Dataset entries on figures
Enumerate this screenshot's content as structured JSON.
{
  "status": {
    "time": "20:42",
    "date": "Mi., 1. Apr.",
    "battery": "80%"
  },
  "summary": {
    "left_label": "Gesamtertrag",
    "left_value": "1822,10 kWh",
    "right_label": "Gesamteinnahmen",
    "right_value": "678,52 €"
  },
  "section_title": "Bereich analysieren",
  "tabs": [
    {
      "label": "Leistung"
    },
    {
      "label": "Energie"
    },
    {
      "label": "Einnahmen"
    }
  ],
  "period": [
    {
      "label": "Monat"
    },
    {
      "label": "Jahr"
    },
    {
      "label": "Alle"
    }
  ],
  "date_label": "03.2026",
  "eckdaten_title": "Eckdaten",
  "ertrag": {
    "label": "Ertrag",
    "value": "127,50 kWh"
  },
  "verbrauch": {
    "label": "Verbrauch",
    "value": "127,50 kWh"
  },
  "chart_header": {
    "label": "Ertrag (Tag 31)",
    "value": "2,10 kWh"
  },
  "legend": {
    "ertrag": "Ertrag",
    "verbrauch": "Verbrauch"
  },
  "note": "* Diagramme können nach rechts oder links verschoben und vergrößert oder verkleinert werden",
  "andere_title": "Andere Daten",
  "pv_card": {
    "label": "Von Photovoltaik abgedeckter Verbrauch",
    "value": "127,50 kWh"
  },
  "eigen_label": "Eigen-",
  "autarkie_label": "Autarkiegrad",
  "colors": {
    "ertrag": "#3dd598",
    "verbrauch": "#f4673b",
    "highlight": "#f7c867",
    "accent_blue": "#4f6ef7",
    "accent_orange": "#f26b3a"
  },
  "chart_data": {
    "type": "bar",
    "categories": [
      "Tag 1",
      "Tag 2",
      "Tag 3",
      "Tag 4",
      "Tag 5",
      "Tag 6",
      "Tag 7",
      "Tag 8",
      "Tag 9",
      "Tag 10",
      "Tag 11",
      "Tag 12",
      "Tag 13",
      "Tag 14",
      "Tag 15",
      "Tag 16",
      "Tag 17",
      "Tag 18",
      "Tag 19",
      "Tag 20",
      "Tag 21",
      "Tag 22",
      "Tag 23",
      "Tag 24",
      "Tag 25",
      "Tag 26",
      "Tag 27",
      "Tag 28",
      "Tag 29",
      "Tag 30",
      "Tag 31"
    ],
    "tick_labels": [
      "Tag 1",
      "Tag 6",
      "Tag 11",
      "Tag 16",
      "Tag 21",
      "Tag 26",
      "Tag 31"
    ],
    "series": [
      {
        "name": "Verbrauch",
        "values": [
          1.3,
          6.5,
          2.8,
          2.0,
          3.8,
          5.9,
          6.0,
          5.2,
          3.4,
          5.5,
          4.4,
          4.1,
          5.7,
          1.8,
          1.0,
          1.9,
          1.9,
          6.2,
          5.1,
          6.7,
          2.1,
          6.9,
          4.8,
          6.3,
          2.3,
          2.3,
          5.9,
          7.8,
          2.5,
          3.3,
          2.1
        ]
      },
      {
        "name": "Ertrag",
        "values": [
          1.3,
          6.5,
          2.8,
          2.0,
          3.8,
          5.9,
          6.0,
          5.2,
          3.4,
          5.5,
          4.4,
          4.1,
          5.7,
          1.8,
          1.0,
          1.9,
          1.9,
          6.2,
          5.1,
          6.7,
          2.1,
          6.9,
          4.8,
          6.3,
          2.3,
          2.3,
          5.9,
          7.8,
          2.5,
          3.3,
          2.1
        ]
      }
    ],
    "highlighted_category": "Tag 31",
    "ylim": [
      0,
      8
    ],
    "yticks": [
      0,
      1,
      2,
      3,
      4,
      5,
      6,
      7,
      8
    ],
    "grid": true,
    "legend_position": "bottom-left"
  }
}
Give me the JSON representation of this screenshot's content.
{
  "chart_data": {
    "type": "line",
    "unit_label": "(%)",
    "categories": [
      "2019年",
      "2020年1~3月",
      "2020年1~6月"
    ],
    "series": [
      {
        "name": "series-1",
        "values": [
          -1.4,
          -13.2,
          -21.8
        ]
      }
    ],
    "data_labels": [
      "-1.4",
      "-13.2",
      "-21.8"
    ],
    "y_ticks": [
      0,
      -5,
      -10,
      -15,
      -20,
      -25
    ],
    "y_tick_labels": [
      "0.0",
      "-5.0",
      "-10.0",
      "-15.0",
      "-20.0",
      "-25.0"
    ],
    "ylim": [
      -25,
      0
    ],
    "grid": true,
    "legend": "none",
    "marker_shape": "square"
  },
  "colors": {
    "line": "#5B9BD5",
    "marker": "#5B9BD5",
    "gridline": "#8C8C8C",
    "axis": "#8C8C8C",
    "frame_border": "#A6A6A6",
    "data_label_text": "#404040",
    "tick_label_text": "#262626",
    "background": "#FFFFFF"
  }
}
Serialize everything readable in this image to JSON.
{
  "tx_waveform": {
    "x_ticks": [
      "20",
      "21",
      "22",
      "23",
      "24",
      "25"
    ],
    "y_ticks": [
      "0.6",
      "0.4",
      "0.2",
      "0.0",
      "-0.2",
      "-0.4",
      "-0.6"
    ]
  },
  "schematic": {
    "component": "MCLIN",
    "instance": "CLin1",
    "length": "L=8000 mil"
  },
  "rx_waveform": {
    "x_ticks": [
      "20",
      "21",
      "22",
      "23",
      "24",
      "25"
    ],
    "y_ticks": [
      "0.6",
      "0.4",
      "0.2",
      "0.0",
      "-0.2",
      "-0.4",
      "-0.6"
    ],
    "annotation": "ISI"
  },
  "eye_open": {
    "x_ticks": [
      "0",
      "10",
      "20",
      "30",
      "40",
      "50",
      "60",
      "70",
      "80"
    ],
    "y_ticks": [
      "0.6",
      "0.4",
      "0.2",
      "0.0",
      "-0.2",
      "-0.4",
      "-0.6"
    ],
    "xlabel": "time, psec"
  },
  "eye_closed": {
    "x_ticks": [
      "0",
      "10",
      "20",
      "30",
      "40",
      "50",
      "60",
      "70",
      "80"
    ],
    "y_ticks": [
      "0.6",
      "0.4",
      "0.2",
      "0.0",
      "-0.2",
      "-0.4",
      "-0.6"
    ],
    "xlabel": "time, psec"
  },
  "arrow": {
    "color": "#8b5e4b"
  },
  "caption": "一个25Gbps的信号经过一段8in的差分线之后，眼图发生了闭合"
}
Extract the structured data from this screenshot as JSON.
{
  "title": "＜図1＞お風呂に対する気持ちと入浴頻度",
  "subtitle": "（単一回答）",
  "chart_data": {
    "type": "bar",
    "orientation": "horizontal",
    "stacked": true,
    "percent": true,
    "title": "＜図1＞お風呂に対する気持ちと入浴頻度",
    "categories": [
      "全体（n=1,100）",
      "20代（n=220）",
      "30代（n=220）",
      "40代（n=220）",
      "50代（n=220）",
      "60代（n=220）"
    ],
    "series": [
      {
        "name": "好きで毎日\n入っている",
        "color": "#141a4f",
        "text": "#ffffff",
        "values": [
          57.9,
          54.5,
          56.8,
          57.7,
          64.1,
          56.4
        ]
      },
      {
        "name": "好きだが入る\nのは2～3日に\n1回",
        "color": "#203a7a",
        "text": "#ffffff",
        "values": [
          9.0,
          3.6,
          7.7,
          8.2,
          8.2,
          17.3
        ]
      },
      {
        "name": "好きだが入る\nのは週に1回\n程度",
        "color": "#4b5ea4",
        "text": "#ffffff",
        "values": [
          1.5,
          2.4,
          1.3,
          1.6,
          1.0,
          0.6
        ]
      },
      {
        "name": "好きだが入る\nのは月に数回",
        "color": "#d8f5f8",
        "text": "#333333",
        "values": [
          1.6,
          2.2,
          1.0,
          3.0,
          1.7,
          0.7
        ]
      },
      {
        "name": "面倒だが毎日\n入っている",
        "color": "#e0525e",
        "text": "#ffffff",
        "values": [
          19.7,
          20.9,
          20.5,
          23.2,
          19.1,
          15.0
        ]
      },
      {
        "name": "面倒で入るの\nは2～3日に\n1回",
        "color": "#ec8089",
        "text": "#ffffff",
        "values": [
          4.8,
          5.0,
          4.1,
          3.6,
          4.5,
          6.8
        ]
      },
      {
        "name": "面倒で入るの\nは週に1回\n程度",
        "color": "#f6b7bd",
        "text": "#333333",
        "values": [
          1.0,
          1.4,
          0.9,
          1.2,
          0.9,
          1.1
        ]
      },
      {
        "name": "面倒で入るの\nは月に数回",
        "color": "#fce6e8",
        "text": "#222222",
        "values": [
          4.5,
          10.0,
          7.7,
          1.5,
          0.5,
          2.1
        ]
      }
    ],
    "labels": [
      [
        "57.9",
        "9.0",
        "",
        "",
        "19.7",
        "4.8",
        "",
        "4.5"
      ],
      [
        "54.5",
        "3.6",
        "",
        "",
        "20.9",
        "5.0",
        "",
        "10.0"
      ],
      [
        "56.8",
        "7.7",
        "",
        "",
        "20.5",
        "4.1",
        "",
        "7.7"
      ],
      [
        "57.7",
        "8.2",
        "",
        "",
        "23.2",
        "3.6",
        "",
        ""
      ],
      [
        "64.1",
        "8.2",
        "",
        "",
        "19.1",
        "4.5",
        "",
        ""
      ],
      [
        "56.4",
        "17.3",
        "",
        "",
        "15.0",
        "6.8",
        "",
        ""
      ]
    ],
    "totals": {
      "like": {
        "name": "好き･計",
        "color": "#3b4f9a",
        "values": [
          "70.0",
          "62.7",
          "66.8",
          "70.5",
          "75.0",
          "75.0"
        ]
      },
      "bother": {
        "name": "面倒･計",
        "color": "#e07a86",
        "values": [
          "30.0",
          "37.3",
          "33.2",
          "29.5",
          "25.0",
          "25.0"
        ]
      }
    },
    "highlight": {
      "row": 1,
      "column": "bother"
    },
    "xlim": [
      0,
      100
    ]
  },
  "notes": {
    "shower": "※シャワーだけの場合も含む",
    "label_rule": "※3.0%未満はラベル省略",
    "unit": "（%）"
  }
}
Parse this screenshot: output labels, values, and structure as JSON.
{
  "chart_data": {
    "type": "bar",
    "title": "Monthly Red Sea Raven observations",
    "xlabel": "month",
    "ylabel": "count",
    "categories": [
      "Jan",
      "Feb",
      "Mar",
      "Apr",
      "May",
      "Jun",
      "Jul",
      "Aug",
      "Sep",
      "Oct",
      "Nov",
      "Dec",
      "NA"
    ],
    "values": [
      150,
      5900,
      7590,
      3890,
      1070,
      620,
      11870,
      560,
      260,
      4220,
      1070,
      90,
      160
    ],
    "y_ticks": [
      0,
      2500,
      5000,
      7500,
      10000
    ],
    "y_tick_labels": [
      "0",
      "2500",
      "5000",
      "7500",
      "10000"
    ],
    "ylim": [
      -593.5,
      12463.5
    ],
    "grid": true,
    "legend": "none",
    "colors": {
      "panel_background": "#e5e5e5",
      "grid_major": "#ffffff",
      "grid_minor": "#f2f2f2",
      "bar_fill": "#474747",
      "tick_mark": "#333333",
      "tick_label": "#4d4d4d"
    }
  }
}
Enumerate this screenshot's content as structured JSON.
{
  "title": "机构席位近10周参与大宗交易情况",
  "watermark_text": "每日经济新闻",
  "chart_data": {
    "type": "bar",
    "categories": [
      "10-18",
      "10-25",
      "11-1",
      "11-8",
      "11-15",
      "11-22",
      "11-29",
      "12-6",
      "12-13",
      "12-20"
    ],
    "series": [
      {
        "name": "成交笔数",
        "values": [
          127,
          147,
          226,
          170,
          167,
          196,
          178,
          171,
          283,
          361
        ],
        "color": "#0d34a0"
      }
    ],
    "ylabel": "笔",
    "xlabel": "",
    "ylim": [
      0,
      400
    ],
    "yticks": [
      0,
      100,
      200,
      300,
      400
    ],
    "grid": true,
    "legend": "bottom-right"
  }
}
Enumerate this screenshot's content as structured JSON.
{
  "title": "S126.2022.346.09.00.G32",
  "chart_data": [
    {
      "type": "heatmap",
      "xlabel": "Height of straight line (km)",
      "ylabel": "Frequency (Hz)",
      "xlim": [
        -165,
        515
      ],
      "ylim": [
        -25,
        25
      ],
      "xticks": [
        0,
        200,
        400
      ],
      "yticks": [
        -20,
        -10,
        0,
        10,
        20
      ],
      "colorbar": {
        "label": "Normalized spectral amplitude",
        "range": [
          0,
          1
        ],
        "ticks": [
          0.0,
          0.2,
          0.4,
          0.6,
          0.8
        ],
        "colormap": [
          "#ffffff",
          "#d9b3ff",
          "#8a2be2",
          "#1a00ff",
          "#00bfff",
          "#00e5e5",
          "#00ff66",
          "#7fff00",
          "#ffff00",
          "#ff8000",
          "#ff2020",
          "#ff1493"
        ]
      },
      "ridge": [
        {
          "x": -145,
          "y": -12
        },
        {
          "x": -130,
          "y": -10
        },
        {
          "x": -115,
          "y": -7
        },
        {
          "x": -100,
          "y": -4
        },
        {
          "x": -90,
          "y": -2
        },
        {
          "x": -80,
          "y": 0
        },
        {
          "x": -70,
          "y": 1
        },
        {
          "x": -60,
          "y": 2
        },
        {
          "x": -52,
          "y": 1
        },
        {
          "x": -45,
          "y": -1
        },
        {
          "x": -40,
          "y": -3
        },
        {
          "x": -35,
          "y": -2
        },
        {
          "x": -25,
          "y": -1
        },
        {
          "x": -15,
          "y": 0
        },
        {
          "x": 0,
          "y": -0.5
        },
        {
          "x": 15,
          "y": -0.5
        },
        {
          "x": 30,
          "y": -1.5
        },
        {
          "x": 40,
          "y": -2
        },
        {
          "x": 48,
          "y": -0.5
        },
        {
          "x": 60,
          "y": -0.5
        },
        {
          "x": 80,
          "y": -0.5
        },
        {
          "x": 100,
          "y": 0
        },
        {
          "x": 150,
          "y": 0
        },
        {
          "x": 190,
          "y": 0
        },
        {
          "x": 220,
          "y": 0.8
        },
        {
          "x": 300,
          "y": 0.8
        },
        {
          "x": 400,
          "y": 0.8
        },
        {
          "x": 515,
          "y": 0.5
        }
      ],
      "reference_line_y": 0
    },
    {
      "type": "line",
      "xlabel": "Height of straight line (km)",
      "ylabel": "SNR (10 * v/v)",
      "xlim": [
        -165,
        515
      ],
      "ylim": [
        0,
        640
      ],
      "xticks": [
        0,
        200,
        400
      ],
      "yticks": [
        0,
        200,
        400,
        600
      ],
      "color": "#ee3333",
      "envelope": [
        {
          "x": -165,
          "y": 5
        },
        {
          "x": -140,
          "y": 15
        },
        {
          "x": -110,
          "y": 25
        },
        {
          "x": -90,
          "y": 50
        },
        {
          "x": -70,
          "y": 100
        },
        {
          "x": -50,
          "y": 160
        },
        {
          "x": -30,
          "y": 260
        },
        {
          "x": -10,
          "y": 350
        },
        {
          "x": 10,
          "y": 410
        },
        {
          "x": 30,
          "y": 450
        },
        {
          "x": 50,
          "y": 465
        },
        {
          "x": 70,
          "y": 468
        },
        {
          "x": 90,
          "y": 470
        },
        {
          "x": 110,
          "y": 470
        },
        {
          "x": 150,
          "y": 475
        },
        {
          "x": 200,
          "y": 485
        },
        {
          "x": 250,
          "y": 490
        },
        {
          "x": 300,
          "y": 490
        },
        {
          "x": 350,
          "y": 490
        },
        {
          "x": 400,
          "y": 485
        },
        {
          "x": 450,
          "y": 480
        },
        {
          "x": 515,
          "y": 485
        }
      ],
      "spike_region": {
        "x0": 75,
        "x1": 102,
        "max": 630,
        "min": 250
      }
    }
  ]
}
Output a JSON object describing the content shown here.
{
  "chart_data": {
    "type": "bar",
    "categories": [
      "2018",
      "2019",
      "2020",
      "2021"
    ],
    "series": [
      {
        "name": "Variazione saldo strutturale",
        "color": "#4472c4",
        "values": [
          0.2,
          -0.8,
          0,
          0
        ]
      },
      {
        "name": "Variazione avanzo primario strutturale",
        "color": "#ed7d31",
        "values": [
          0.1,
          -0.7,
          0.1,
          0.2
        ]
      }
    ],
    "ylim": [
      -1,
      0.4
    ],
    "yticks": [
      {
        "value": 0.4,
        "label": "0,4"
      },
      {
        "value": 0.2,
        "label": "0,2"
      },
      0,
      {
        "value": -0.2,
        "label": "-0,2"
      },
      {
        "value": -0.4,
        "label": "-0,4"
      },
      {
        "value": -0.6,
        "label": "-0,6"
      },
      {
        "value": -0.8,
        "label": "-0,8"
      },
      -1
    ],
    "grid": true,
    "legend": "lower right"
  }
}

● **INSTRUCTIONS TO FOLLOW**
Every line of the listing that holds "Variazione" should be found and copied.

● **ANSWER TO THIS PROBLEM**
        "name": "Variazione saldo strutturale",
        "name": "Variazione avanzo primario strutturale",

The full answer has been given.